··· GIVEN DATA
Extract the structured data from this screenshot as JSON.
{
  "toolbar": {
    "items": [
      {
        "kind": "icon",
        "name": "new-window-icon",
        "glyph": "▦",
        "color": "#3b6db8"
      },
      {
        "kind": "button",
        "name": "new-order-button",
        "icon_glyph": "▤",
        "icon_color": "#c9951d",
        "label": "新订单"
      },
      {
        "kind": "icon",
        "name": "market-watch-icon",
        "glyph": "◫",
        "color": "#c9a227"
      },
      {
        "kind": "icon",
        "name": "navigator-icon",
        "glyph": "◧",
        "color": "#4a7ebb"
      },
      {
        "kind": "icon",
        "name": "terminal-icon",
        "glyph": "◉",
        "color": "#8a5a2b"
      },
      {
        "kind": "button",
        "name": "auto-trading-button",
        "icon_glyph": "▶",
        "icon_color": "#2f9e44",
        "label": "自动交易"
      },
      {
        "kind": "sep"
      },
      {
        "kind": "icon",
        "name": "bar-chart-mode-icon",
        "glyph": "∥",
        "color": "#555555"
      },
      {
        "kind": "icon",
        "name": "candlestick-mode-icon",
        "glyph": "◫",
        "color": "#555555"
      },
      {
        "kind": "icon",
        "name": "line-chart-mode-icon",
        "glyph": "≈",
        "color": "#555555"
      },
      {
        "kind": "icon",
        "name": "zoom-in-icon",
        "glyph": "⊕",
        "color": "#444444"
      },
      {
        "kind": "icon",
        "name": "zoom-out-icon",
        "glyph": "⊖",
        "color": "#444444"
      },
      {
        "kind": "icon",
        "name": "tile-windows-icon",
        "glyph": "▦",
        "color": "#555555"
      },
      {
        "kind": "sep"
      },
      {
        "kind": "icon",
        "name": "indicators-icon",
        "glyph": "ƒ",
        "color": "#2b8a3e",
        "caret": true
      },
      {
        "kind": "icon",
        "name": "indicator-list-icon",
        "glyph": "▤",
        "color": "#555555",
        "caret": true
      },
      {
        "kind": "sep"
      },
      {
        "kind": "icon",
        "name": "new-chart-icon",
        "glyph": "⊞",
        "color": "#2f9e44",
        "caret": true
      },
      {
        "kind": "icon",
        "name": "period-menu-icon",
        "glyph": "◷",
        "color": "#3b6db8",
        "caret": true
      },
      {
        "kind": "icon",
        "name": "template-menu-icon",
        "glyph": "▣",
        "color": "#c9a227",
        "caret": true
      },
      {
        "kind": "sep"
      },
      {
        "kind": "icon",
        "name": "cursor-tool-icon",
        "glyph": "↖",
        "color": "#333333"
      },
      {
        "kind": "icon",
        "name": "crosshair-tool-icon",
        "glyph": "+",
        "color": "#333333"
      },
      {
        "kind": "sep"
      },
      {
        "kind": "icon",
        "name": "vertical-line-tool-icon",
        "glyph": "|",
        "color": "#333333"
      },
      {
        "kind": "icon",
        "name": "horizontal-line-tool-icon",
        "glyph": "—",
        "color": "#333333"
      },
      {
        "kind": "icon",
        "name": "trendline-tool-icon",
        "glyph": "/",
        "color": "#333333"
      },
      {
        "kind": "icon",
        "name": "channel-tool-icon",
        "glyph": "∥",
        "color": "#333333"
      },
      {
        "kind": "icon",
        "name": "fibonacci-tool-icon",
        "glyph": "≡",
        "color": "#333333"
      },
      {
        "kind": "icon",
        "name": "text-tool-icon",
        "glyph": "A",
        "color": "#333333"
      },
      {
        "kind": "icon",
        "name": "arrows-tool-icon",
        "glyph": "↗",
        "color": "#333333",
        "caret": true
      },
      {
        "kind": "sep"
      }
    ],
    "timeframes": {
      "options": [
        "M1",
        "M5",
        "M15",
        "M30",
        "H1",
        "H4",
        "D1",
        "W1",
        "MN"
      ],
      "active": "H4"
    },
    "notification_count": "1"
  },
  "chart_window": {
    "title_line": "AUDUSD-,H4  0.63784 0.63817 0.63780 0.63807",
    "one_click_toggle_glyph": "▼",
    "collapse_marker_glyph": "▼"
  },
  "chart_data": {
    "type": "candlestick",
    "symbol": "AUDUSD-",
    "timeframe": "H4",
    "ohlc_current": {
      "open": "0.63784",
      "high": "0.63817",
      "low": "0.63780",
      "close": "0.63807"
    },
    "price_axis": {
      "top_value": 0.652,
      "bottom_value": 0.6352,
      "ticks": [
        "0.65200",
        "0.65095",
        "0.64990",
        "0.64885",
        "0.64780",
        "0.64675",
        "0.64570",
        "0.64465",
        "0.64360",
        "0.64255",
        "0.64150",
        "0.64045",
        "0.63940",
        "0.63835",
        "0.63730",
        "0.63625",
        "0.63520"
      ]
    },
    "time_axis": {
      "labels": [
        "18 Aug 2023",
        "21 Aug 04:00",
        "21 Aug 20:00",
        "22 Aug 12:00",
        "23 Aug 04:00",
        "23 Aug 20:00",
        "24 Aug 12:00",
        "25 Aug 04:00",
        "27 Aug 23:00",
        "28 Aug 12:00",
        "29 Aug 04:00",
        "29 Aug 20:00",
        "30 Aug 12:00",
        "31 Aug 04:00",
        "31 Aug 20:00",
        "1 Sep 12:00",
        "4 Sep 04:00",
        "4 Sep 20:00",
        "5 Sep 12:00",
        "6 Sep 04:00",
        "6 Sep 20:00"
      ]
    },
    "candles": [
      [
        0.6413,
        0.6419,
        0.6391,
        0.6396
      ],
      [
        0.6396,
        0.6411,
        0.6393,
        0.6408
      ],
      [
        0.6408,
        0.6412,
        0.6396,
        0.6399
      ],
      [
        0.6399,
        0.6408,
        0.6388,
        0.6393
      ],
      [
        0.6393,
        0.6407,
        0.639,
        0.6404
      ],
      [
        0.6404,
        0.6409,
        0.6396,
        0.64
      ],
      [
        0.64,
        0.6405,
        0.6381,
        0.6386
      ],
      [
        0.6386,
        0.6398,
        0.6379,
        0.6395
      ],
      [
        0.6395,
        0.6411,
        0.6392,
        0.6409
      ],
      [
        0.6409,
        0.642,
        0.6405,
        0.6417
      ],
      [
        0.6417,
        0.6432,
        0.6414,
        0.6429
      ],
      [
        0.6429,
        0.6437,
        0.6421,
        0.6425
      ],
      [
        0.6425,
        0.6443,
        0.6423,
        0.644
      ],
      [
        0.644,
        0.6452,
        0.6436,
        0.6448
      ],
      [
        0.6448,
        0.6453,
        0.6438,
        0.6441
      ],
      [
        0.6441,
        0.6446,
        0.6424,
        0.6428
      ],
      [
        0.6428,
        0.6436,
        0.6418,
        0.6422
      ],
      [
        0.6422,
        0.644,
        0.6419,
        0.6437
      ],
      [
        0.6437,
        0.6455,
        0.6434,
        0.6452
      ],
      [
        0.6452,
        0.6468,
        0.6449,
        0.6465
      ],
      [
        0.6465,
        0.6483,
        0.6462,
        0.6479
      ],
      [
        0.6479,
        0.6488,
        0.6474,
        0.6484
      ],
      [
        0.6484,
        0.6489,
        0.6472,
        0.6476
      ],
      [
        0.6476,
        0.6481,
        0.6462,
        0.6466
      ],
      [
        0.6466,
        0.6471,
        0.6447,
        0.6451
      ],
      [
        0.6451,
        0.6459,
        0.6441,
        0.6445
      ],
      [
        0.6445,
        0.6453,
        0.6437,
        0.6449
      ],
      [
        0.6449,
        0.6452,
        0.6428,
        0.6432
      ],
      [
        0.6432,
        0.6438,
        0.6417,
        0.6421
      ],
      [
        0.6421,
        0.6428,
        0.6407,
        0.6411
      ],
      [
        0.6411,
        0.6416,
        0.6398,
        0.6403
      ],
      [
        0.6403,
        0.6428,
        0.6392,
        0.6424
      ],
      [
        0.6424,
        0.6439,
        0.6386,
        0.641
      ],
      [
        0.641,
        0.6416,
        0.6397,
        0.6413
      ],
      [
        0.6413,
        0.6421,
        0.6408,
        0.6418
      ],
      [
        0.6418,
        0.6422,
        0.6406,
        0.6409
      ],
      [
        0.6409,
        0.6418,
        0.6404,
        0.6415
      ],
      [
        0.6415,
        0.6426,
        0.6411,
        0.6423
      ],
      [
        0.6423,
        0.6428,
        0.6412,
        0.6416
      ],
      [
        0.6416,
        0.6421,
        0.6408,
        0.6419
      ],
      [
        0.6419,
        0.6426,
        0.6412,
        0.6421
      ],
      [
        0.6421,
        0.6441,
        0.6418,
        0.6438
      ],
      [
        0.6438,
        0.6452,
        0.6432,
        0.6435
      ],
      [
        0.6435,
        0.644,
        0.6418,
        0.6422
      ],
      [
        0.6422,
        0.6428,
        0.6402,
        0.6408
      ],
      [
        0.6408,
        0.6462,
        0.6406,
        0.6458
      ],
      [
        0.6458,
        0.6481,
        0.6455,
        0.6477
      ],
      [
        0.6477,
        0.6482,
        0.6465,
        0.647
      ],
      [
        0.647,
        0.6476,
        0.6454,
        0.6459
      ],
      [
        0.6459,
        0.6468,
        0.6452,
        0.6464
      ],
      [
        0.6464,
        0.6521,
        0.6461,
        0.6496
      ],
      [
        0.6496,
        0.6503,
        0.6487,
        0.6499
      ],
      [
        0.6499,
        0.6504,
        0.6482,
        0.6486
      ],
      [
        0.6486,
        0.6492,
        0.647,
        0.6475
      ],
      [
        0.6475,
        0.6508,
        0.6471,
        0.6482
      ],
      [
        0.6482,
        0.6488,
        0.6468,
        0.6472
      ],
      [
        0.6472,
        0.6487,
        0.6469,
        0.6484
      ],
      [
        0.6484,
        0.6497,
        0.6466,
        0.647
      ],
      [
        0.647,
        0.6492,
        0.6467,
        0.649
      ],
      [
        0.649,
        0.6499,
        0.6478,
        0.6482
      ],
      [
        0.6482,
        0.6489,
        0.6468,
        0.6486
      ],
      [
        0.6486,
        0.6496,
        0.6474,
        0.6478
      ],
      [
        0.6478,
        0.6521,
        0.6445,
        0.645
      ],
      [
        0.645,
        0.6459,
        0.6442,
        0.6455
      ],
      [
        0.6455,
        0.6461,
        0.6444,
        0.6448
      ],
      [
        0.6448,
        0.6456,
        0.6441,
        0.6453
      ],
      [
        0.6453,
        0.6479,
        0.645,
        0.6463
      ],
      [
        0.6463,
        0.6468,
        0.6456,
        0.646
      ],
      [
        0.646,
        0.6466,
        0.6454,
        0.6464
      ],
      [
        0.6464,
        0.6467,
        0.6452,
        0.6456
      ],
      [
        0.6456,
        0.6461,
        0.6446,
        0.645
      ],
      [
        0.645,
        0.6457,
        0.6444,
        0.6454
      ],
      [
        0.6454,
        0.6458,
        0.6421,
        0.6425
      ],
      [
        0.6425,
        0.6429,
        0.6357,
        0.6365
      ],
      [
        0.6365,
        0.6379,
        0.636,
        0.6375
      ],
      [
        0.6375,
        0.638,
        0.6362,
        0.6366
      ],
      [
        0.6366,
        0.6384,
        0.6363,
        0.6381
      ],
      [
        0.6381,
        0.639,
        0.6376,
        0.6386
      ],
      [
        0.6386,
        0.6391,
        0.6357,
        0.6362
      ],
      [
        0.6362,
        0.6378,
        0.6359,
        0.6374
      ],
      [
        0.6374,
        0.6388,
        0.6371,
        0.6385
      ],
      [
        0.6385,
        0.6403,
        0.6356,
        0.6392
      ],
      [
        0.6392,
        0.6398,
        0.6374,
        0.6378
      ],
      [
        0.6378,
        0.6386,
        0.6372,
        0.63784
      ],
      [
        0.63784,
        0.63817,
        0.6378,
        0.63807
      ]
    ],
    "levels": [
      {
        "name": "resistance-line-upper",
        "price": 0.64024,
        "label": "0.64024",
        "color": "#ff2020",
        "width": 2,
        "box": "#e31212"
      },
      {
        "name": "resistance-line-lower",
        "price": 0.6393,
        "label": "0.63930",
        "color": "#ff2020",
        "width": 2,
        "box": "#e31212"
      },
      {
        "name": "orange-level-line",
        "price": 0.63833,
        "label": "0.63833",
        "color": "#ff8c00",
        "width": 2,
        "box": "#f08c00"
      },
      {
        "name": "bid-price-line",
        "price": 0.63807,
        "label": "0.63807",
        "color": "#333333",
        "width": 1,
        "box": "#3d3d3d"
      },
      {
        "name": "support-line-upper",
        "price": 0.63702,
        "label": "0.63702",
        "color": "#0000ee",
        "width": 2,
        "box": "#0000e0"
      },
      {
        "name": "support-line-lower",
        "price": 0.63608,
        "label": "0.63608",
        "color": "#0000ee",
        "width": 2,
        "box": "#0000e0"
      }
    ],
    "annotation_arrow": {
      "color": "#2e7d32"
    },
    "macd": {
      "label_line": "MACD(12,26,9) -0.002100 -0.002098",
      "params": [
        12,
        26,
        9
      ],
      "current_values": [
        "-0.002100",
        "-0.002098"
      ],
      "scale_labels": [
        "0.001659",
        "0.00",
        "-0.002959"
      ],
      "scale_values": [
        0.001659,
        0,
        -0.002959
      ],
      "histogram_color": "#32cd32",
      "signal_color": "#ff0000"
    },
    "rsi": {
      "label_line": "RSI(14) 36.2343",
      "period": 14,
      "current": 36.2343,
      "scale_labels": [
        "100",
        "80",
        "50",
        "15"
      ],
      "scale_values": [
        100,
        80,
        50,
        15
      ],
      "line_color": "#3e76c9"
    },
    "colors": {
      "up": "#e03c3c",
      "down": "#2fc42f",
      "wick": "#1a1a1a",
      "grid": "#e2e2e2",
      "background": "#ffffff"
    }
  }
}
······
**PROBLEM TO WORK ON**
From the entries, report each line that includes the word "lower".

**OUTPUT OF THE TASK**
        "name": "resistance-line-lower",
        "name": "support-line-lower",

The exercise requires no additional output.